(Dataset entries)
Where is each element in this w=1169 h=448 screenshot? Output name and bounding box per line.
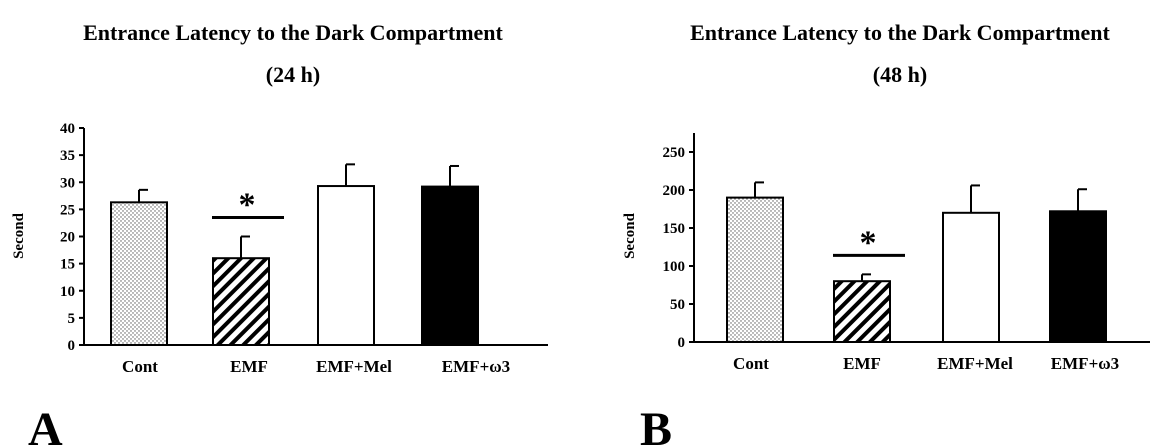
- chart-b-bar-1: [833, 280, 891, 344]
- chart-b-bar-3: [1049, 210, 1107, 343]
- chart-b-ylabel: Second: [622, 212, 638, 259]
- chart-a-title: Entrance Latency to the Dark Compartment: [83, 20, 503, 45]
- chart-b-category-label-0: Cont: [733, 354, 769, 373]
- chart-a-plot: 0 5 10 15 20 25 30 35 40 Cont EMF EMF+Mel EMF+ω3 *: [60, 121, 548, 376]
- chart-b-y-tick-label: 200: [663, 183, 686, 199]
- chart-a-ylabel: Second: [11, 212, 27, 259]
- chart-panel-b: Entrance Latency to the Dark Compartment…: [622, 20, 1150, 448]
- chart-b-bar-0: [726, 196, 784, 343]
- chart-b-error-bar-3: [1077, 188, 1087, 212]
- chart-a-y-tick-label: 10: [60, 284, 75, 300]
- chart-b-title: Entrance Latency to the Dark Compartment: [690, 20, 1110, 45]
- chart-a-category-label-2: EMF+Mel: [316, 357, 392, 376]
- chart-a-error-bar-1: [240, 235, 250, 259]
- chart-a-error-bar-2: [345, 163, 355, 187]
- chart-a-y-tick-label: 20: [60, 230, 75, 246]
- chart-a-error-bar-0: [138, 188, 148, 203]
- chart-b-subtitle: (48 h): [873, 62, 927, 87]
- chart-a-subtitle: (24 h): [266, 62, 320, 87]
- chart-a-y-tick-label: 15: [60, 257, 75, 273]
- chart-b-category-label-2: EMF+Mel: [937, 354, 1013, 373]
- chart-b-error-bar-1: [861, 273, 871, 282]
- chart-b-error-bar-2: [970, 184, 980, 213]
- chart-a-bar-0: [110, 201, 168, 346]
- chart-b-significance-marker: *: [860, 224, 877, 261]
- chart-a-y-tick-label: 30: [60, 175, 75, 191]
- chart-a-bar-2: [317, 185, 375, 346]
- chart-a-panel-label: A: [28, 403, 63, 448]
- chart-a-significance-marker: *: [239, 187, 256, 224]
- chart-a-category-label-0: Cont: [122, 357, 158, 376]
- chart-panel-a: Entrance Latency to the Dark Compartment…: [11, 20, 548, 448]
- chart-a-y-tick-label: 25: [60, 202, 75, 218]
- chart-b-error-bar-0: [754, 181, 764, 198]
- chart-a-y-tick-label: 5: [68, 311, 76, 327]
- chart-b-y-tick-label: 100: [663, 259, 686, 275]
- chart-b-panel-label: B: [640, 403, 672, 448]
- chart-a-y-tick-label: 40: [60, 121, 75, 137]
- chart-a-error-bar-3: [449, 164, 459, 187]
- chart-a-bar-3: [421, 185, 479, 346]
- chart-a-y-tick-label: 35: [60, 148, 75, 164]
- chart-a-y-tick-label: 0: [68, 338, 76, 354]
- chart-b-y-tick-label: 0: [678, 335, 686, 351]
- chart-a-category-label-1: EMF: [230, 357, 268, 376]
- chart-b-y-tick-label: 250: [663, 145, 686, 161]
- chart-b-plot: 0 50 100 150 200 250 Cont EMF EMF+Mel EMF+ω3 *: [663, 133, 1150, 373]
- chart-b-y-tick-label: 50: [670, 297, 685, 313]
- chart-a-bar-1: [212, 257, 270, 347]
- chart-b-category-label-3: EMF+ω3: [1051, 354, 1119, 373]
- chart-a-category-label-3: EMF+ω3: [442, 357, 510, 376]
- chart-b-y-tick-label: 150: [663, 221, 686, 237]
- chart-b-bar-2: [942, 211, 1000, 343]
- chart-b-category-label-1: EMF: [843, 354, 881, 373]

__Required task__
Reproduce every line of the records verbatim, leaving out the pictures.

__Solution below__
Where is each element in this w=1169 h=448 screenshot? Output name and bounding box per line.
- chart-b-bar-1: [833, 280, 891, 344]
- chart-b-bar-3: [1049, 210, 1107, 343]
- chart-b-ylabel: Second: [622, 212, 638, 259]
- chart-a-title: Entrance Latency to the Dark Compartment: [83, 20, 503, 45]
- chart-b-category-label-0: Cont: [733, 354, 769, 373]
- chart-a-plot: 0 5 10 15 20 25 30 35 40 Cont EMF EMF+Mel EMF+ω3 *: [60, 121, 548, 376]
- chart-b-y-tick-label: 200: [663, 183, 686, 199]
- chart-a-ylabel: Second: [11, 212, 27, 259]
- chart-panel-b: Entrance Latency to the Dark Compartment…: [622, 20, 1150, 448]
- chart-b-bar-0: [726, 196, 784, 343]
- chart-b-error-bar-3: [1077, 188, 1087, 212]
- chart-a-y-tick-label: 10: [60, 284, 75, 300]
- chart-b-title: Entrance Latency to the Dark Compartment: [690, 20, 1110, 45]
- chart-a-category-label-2: EMF+Mel: [316, 357, 392, 376]
- chart-a-error-bar-1: [240, 235, 250, 259]
- chart-a-error-bar-2: [345, 163, 355, 187]
- chart-a-y-tick-label: 20: [60, 230, 75, 246]
- chart-a-error-bar-0: [138, 188, 148, 203]
- chart-b-subtitle: (48 h): [873, 62, 927, 87]
- chart-a-subtitle: (24 h): [266, 62, 320, 87]
- chart-a-y-tick-label: 15: [60, 257, 75, 273]
- chart-b-category-label-2: EMF+Mel: [937, 354, 1013, 373]
- chart-b-error-bar-1: [861, 273, 871, 282]
- chart-b-error-bar-2: [970, 184, 980, 213]
- chart-a-bar-0: [110, 201, 168, 346]
- chart-b-significance-marker: *: [860, 224, 877, 261]
- chart-a-y-tick-label: 30: [60, 175, 75, 191]
- chart-a-bar-2: [317, 185, 375, 346]
- chart-a-panel-label: A: [28, 403, 63, 448]
- chart-a-significance-marker: *: [239, 187, 256, 224]
- chart-a-category-label-0: Cont: [122, 357, 158, 376]
- chart-panel-a: Entrance Latency to the Dark Compartment…: [11, 20, 548, 448]
- chart-a-y-tick-label: 25: [60, 202, 75, 218]
- chart-b-error-bar-0: [754, 181, 764, 198]
- chart-a-y-tick-label: 5: [68, 311, 76, 327]
- chart-b-y-tick-label: 100: [663, 259, 686, 275]
- chart-b-panel-label: B: [640, 403, 672, 448]
- chart-a-y-tick-label: 40: [60, 121, 75, 137]
- chart-a-error-bar-3: [449, 164, 459, 187]
- chart-a-bar-3: [421, 185, 479, 346]
- chart-a-y-tick-label: 35: [60, 148, 75, 164]
- chart-a-y-tick-label: 0: [68, 338, 76, 354]
- chart-b-y-tick-label: 0: [678, 335, 686, 351]
- chart-a-category-label-1: EMF: [230, 357, 268, 376]
- chart-b-y-tick-label: 250: [663, 145, 686, 161]
- chart-b-plot: 0 50 100 150 200 250 Cont EMF EMF+Mel EMF+ω3 *: [663, 133, 1150, 373]
- chart-b-y-tick-label: 50: [670, 297, 685, 313]
- chart-a-bar-1: [212, 257, 270, 347]
- chart-b-category-label-3: EMF+ω3: [1051, 354, 1119, 373]
- chart-a-category-label-3: EMF+ω3: [442, 357, 510, 376]
- chart-b-y-tick-label: 150: [663, 221, 686, 237]
- chart-b-bar-2: [942, 211, 1000, 343]
- chart-b-category-label-1: EMF: [843, 354, 881, 373]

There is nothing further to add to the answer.